(Data records)
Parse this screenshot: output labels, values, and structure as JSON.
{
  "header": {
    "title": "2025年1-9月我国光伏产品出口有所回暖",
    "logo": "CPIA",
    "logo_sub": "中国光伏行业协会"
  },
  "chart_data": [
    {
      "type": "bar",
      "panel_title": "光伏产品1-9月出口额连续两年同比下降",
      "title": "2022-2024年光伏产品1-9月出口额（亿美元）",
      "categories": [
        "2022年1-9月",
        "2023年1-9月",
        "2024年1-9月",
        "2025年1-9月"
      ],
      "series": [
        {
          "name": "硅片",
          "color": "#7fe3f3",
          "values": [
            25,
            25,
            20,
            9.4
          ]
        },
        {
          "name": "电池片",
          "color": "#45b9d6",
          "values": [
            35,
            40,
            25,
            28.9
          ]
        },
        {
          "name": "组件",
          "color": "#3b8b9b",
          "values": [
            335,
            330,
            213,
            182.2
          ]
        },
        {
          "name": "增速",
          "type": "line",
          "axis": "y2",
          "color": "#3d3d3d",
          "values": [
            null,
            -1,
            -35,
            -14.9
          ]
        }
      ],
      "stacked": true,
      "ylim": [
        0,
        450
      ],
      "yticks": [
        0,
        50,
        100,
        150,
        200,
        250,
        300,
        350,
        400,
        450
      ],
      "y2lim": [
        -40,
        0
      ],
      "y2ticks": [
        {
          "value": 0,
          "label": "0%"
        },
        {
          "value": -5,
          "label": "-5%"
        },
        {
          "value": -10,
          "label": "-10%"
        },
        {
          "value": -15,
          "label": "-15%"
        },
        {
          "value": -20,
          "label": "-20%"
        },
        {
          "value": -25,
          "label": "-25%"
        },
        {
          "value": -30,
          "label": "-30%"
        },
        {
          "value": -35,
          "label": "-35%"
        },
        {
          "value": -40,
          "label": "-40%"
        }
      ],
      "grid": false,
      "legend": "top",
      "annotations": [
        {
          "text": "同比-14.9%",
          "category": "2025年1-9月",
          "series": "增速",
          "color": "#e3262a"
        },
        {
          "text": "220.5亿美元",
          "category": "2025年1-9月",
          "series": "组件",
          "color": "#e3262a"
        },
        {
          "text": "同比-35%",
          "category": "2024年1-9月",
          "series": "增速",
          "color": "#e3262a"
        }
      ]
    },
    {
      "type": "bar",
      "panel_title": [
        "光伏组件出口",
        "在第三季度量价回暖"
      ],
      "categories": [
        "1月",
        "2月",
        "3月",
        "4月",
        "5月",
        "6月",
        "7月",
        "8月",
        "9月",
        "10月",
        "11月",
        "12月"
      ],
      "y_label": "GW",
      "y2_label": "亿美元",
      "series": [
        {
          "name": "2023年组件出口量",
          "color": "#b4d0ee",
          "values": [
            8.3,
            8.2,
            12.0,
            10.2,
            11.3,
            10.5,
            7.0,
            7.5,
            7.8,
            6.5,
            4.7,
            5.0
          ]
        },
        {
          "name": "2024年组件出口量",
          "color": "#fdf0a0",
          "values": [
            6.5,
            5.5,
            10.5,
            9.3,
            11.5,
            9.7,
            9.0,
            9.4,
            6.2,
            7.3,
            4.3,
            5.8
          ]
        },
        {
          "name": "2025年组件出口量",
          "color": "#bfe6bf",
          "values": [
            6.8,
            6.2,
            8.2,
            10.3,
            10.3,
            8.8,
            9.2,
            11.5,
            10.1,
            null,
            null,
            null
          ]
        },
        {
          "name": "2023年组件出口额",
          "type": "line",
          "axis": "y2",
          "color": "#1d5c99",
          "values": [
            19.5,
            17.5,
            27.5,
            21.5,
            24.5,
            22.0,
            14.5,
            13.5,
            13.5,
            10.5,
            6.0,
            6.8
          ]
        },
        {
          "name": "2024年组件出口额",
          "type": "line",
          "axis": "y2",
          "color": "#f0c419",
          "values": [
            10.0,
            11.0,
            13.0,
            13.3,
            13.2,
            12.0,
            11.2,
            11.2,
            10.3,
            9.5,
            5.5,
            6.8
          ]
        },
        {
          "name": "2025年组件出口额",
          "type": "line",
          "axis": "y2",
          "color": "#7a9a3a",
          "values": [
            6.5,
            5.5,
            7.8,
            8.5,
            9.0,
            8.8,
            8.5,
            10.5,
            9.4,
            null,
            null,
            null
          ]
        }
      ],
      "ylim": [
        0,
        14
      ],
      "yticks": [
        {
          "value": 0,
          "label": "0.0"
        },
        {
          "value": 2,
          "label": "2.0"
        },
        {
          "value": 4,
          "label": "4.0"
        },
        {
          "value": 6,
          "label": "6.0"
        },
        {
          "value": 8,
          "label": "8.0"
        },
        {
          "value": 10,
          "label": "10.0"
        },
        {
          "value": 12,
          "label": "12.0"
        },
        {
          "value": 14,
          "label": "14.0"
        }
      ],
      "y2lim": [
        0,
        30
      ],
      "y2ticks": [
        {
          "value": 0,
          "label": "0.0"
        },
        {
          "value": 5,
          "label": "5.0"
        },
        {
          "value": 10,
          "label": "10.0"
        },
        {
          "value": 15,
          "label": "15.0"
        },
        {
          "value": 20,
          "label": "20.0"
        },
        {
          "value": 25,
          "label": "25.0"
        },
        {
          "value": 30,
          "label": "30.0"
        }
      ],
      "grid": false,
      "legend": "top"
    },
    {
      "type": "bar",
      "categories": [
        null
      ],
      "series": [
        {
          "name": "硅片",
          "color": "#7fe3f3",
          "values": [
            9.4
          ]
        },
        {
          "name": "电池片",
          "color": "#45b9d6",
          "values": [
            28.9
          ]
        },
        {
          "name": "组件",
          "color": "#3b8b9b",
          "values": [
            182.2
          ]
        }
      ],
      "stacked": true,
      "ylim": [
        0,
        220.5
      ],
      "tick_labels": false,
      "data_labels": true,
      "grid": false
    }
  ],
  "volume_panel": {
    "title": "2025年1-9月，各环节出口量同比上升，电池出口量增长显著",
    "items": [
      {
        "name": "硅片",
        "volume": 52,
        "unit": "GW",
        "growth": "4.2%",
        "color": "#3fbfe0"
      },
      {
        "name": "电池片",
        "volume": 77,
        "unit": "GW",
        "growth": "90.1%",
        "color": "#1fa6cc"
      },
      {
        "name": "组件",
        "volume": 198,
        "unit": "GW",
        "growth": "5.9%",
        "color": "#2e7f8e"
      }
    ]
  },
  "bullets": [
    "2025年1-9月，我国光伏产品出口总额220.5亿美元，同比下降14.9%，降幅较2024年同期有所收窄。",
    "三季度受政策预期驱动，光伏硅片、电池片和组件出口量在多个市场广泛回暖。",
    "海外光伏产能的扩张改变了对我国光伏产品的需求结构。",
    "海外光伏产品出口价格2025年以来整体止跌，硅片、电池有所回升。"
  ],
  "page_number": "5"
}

→ SET TASK: The entries above must be returned exactly.

→ EXERCISE RESPONSE:
Parse this screenshot: output labels, values, and structure as JSON.
{
  "header": {
    "title": "2025年1-9月我国光伏产品出口有所回暖",
    "logo": "CPIA",
    "logo_sub": "中国光伏行业协会"
  },
  "chart_data": [
    {
      "type": "bar",
      "panel_title": "光伏产品1-9月出口额连续两年同比下降",
      "title": "2022-2024年光伏产品1-9月出口额（亿美元）",
      "categories": [
        "2022年1-9月",
        "2023年1-9月",
        "2024年1-9月",
        "2025年1-9月"
      ],
      "series": [
        {
          "name": "硅片",
          "color": "#7fe3f3",
          "values": [
            25,
            25,
            20,
            9.4
          ]
        },
        {
          "name": "电池片",
          "color": "#45b9d6",
          "values": [
            35,
            40,
            25,
            28.9
          ]
        },
        {
          "name": "组件",
          "color": "#3b8b9b",
          "values": [
            335,
            330,
            213,
            182.2
          ]
        },
        {
          "name": "增速",
          "type": "line",
          "axis": "y2",
          "color": "#3d3d3d",
          "values": [
            null,
            -1,
            -35,
            -14.9
          ]
        }
      ],
      "stacked": true,
      "ylim": [
        0,
        450
      ],
      "yticks": [
        0,
        50,
        100,
        150,
        200,
        250,
        300,
        350,
        400,
        450
      ],
      "y2lim": [
        -40,
        0
      ],
      "y2ticks": [
        {
          "value": 0,
          "label": "0%"
        },
        {
          "value": -5,
          "label": "-5%"
        },
        {
          "value": -10,
          "label": "-10%"
        },
        {
          "value": -15,
          "label": "-15%"
        },
        {
          "value": -20,
          "label": "-20%"
        },
        {
          "value": -25,
          "label": "-25%"
        },
        {
          "value": -30,
          "label": "-30%"
        },
        {
          "value": -35,
          "label": "-35%"
        },
        {
          "value": -40,
          "label": "-40%"
        }
      ],
      "grid": false,
      "legend": "top",
      "annotations": [
        {
          "text": "同比-14.9%",
          "category": "2025年1-9月",
          "series": "增速",
          "color": "#e3262a"
        },
        {
          "text": "220.5亿美元",
          "category": "2025年1-9月",
          "series": "组件",
          "color": "#e3262a"
        },
        {
          "text": "同比-35%",
          "category": "2024年1-9月",
          "series": "增速",
          "color": "#e3262a"
        }
      ]
    },
    {
      "type": "bar",
      "panel_title": [
        "光伏组件出口",
        "在第三季度量价回暖"
      ],
      "categories": [
        "1月",
        "2月",
        "3月",
        "4月",
        "5月",
        "6月",
        "7月",
        "8月",
        "9月",
        "10月",
        "11月",
        "12月"
      ],
      "y_label": "GW",
      "y2_label": "亿美元",
      "series": [
        {
          "name": "2023年组件出口量",
          "color": "#b4d0ee",
          "values": [
            8.3,
            8.2,
            12.0,
            10.2,
            11.3,
            10.5,
            7.0,
            7.5,
            7.8,
            6.5,
            4.7,
            5.0
          ]
        },
        {
          "name": "2024年组件出口量",
          "color": "#fdf0a0",
          "values": [
            6.5,
            5.5,
            10.5,
            9.3,
            11.5,
            9.7,
            9.0,
            9.4,
            6.2,
            7.3,
            4.3,
            5.8
          ]
        },
        {
          "name": "2025年组件出口量",
          "color": "#bfe6bf",
          "values": [
            6.8,
            6.2,
            8.2,
            10.3,
            10.3,
            8.8,
            9.2,
            11.5,
            10.1,
            null,
            null,
            null
          ]
        },
        {
          "name": "2023年组件出口额",
          "type": "line",
          "axis": "y2",
          "color": "#1d5c99",
          "values": [
            19.5,
            17.5,
            27.5,
            21.5,
            24.5,
            22.0,
            14.5,
            13.5,
            13.5,
            10.5,
            6.0,
            6.8
          ]
        },
        {
          "name": "2024年组件出口额",
          "type": "line",
          "axis": "y2",
          "color": "#f0c419",
          "values": [
            10.0,
            11.0,
            13.0,
            13.3,
            13.2,
            12.0,
            11.2,
            11.2,
            10.3,
            9.5,
            5.5,
            6.8
          ]
        },
        {
          "name": "2025年组件出口额",
          "type": "line",
          "axis": "y2",
          "color": "#7a9a3a",
          "values": [
            6.5,
            5.5,
            7.8,
            8.5,
            9.0,
            8.8,
            8.5,
            10.5,
            9.4,
            null,
            null,
            null
          ]
        }
      ],
      "ylim": [
        0,
        14
      ],
      "yticks": [
        {
          "value": 0,
          "label": "0.0"
        },
        {
          "value": 2,
          "label": "2.0"
        },
        {
          "value": 4,
          "label": "4.0"
        },
        {
          "value": 6,
          "label": "6.0"
        },
        {
          "value": 8,
          "label": "8.0"
        },
        {
          "value": 10,
          "label": "10.0"
        },
        {
          "value": 12,
          "label": "12.0"
        },
        {
          "value": 14,
          "label": "14.0"
        }
      ],
      "y2lim": [
        0,
        30
      ],
      "y2ticks": [
        {
          "value": 0,
          "label": "0.0"
        },
        {
          "value": 5,
          "label": "5.0"
        },
        {
          "value": 10,
          "label": "10.0"
        },
        {
          "value": 15,
          "label": "15.0"
        },
        {
          "value": 20,
          "label": "20.0"
        },
        {
          "value": 25,
          "label": "25.0"
        },
        {
          "value": 30,
          "label": "30.0"
        }
      ],
      "grid": false,
      "legend": "top"
    },
    {
      "type": "bar",
      "categories": [
        null
      ],
      "series": [
        {
          "name": "硅片",
          "color": "#7fe3f3",
          "values": [
            9.4
          ]
        },
        {
          "name": "电池片",
          "color": "#45b9d6",
          "values": [
            28.9
          ]
        },
        {
          "name": "组件",
          "color": "#3b8b9b",
          "values": [
            182.2
          ]
        }
      ],
      "stacked": true,
      "ylim": [
        0,
        220.5
      ],
      "tick_labels": false,
      "data_labels": true,
      "grid": false
    }
  ],
  "volume_panel": {
    "title": "2025年1-9月，各环节出口量同比上升，电池出口量增长显著",
    "items": [
      {
        "name": "硅片",
        "volume": 52,
        "unit": "GW",
        "growth": "4.2%",
        "color": "#3fbfe0"
      },
      {
        "name": "电池片",
        "volume": 77,
        "unit": "GW",
        "growth": "90.1%",
        "color": "#1fa6cc"
      },
      {
        "name": "组件",
        "volume": 198,
        "unit": "GW",
        "growth": "5.9%",
        "color": "#2e7f8e"
      }
    ]
  },
  "bullets": [
    "2025年1-9月，我国光伏产品出口总额220.5亿美元，同比下降14.9%，降幅较2024年同期有所收窄。",
    "三季度受政策预期驱动，光伏硅片、电池片和组件出口量在多个市场广泛回暖。",
    "海外光伏产能的扩张改变了对我国光伏产品的需求结构。",
    "海外光伏产品出口价格2025年以来整体止跌，硅片、电池有所回升。"
  ],
  "page_number": "5"
}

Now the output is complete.